[Items from a figure collection]
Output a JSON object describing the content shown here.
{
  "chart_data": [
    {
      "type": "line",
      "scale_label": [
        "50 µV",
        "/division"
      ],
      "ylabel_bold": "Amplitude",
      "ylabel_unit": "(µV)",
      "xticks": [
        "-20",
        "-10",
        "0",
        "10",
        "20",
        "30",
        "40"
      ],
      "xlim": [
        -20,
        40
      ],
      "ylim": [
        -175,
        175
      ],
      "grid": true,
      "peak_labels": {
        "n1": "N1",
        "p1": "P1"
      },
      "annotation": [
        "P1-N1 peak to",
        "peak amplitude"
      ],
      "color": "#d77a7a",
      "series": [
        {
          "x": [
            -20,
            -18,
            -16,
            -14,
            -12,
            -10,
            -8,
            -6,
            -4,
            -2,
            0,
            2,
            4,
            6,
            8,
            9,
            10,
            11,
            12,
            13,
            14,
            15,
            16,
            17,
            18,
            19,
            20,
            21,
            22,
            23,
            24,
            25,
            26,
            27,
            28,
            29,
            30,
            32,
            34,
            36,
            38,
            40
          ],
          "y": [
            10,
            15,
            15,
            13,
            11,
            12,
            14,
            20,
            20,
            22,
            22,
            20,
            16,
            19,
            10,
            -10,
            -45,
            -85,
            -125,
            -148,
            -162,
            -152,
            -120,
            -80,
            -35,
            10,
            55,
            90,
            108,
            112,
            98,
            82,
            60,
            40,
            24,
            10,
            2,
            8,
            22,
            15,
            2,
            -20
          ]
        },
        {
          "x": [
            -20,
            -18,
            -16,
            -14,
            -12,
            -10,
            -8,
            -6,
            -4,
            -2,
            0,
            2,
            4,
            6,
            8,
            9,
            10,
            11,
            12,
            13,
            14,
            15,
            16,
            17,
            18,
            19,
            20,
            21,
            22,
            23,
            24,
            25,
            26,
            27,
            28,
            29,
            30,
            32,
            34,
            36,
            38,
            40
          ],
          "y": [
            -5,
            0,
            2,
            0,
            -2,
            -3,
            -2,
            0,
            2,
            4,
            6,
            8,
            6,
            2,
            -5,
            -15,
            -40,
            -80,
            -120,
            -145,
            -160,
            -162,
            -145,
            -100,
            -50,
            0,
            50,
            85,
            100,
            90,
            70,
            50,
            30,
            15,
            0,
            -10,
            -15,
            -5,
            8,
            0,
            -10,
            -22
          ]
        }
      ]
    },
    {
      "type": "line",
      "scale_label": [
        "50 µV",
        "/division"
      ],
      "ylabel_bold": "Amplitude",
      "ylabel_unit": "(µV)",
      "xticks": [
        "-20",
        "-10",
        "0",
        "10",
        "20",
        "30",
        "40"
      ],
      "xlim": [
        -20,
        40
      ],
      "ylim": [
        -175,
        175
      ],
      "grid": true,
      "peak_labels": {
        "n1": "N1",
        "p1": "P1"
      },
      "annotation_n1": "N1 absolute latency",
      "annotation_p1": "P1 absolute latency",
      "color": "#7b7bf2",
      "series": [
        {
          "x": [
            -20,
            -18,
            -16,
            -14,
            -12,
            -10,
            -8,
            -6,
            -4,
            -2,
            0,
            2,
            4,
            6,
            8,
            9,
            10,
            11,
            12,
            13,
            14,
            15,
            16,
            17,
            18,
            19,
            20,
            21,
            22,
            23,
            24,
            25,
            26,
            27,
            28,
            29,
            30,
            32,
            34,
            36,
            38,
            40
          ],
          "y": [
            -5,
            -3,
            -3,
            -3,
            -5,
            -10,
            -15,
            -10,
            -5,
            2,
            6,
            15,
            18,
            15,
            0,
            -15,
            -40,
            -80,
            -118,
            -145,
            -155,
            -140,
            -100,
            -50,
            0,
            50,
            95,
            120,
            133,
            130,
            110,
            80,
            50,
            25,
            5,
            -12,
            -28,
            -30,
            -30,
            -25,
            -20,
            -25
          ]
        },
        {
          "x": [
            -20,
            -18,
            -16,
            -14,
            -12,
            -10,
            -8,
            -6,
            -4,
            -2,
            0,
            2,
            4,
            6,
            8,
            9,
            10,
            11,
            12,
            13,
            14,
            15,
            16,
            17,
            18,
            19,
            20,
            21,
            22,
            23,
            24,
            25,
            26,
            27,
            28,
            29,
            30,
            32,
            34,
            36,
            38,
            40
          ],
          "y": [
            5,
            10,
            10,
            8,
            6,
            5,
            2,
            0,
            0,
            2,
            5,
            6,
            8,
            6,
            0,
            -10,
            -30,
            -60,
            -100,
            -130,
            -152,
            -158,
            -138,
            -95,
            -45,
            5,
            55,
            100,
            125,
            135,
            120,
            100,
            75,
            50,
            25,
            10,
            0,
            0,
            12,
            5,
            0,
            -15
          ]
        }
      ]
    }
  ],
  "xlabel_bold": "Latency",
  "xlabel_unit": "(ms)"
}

#### TASK
Restate every record exactly, leaving nothing out.

#### EXERCISE RESULT
Output a JSON object describing the content shown here.
{
  "chart_data": [
    {
      "type": "line",
      "scale_label": [
        "50 µV",
        "/division"
      ],
      "ylabel_bold": "Amplitude",
      "ylabel_unit": "(µV)",
      "xticks": [
        "-20",
        "-10",
        "0",
        "10",
        "20",
        "30",
        "40"
      ],
      "xlim": [
        -20,
        40
      ],
      "ylim": [
        -175,
        175
      ],
      "grid": true,
      "peak_labels": {
        "n1": "N1",
        "p1": "P1"
      },
      "annotation": [
        "P1-N1 peak to",
        "peak amplitude"
      ],
      "color": "#d77a7a",
      "series": [
        {
          "x": [
            -20,
            -18,
            -16,
            -14,
            -12,
            -10,
            -8,
            -6,
            -4,
            -2,
            0,
            2,
            4,
            6,
            8,
            9,
            10,
            11,
            12,
            13,
            14,
            15,
            16,
            17,
            18,
            19,
            20,
            21,
            22,
            23,
            24,
            25,
            26,
            27,
            28,
            29,
            30,
            32,
            34,
            36,
            38,
            40
          ],
          "y": [
            10,
            15,
            15,
            13,
            11,
            12,
            14,
            20,
            20,
            22,
            22,
            20,
            16,
            19,
            10,
            -10,
            -45,
            -85,
            -125,
            -148,
            -162,
            -152,
            -120,
            -80,
            -35,
            10,
            55,
            90,
            108,
            112,
            98,
            82,
            60,
            40,
            24,
            10,
            2,
            8,
            22,
            15,
            2,
            -20
          ]
        },
        {
          "x": [
            -20,
            -18,
            -16,
            -14,
            -12,
            -10,
            -8,
            -6,
            -4,
            -2,
            0,
            2,
            4,
            6,
            8,
            9,
            10,
            11,
            12,
            13,
            14,
            15,
            16,
            17,
            18,
            19,
            20,
            21,
            22,
            23,
            24,
            25,
            26,
            27,
            28,
            29,
            30,
            32,
            34,
            36,
            38,
            40
          ],
          "y": [
            -5,
            0,
            2,
            0,
            -2,
            -3,
            -2,
            0,
            2,
            4,
            6,
            8,
            6,
            2,
            -5,
            -15,
            -40,
            -80,
            -120,
            -145,
            -160,
            -162,
            -145,
            -100,
            -50,
            0,
            50,
            85,
            100,
            90,
            70,
            50,
            30,
            15,
            0,
            -10,
            -15,
            -5,
            8,
            0,
            -10,
            -22
          ]
        }
      ]
    },
    {
      "type": "line",
      "scale_label": [
        "50 µV",
        "/division"
      ],
      "ylabel_bold": "Amplitude",
      "ylabel_unit": "(µV)",
      "xticks": [
        "-20",
        "-10",
        "0",
        "10",
        "20",
        "30",
        "40"
      ],
      "xlim": [
        -20,
        40
      ],
      "ylim": [
        -175,
        175
      ],
      "grid": true,
      "peak_labels": {
        "n1": "N1",
        "p1": "P1"
      },
      "annotation_n1": "N1 absolute latency",
      "annotation_p1": "P1 absolute latency",
      "color": "#7b7bf2",
      "series": [
        {
          "x": [
            -20,
            -18,
            -16,
            -14,
            -12,
            -10,
            -8,
            -6,
            -4,
            -2,
            0,
            2,
            4,
            6,
            8,
            9,
            10,
            11,
            12,
            13,
            14,
            15,
            16,
            17,
            18,
            19,
            20,
            21,
            22,
            23,
            24,
            25,
            26,
            27,
            28,
            29,
            30,
            32,
            34,
            36,
            38,
            40
          ],
          "y": [
            -5,
            -3,
            -3,
            -3,
            -5,
            -10,
            -15,
            -10,
            -5,
            2,
            6,
            15,
            18,
            15,
            0,
            -15,
            -40,
            -80,
            -118,
            -145,
            -155,
            -140,
            -100,
            -50,
            0,
            50,
            95,
            120,
            133,
            130,
            110,
            80,
            50,
            25,
            5,
            -12,
            -28,
            -30,
            -30,
            -25,
            -20,
            -25
          ]
        },
        {
          "x": [
            -20,
            -18,
            -16,
            -14,
            -12,
            -10,
            -8,
            -6,
            -4,
            -2,
            0,
            2,
            4,
            6,
            8,
            9,
            10,
            11,
            12,
            13,
            14,
            15,
            16,
            17,
            18,
            19,
            20,
            21,
            22,
            23,
            24,
            25,
            26,
            27,
            28,
            29,
            30,
            32,
            34,
            36,
            38,
            40
          ],
          "y": [
            5,
            10,
            10,
            8,
            6,
            5,
            2,
            0,
            0,
            2,
            5,
            6,
            8,
            6,
            0,
            -10,
            -30,
            -60,
            -100,
            -130,
            -152,
            -158,
            -138,
            -95,
            -45,
            5,
            55,
            100,
            125,
            135,
            120,
            100,
            75,
            50,
            25,
            10,
            0,
            0,
            12,
            5,
            0,
            -15
          ]
        }
      ]
    }
  ],
  "xlabel_bold": "Latency",
  "xlabel_unit": "(ms)"
}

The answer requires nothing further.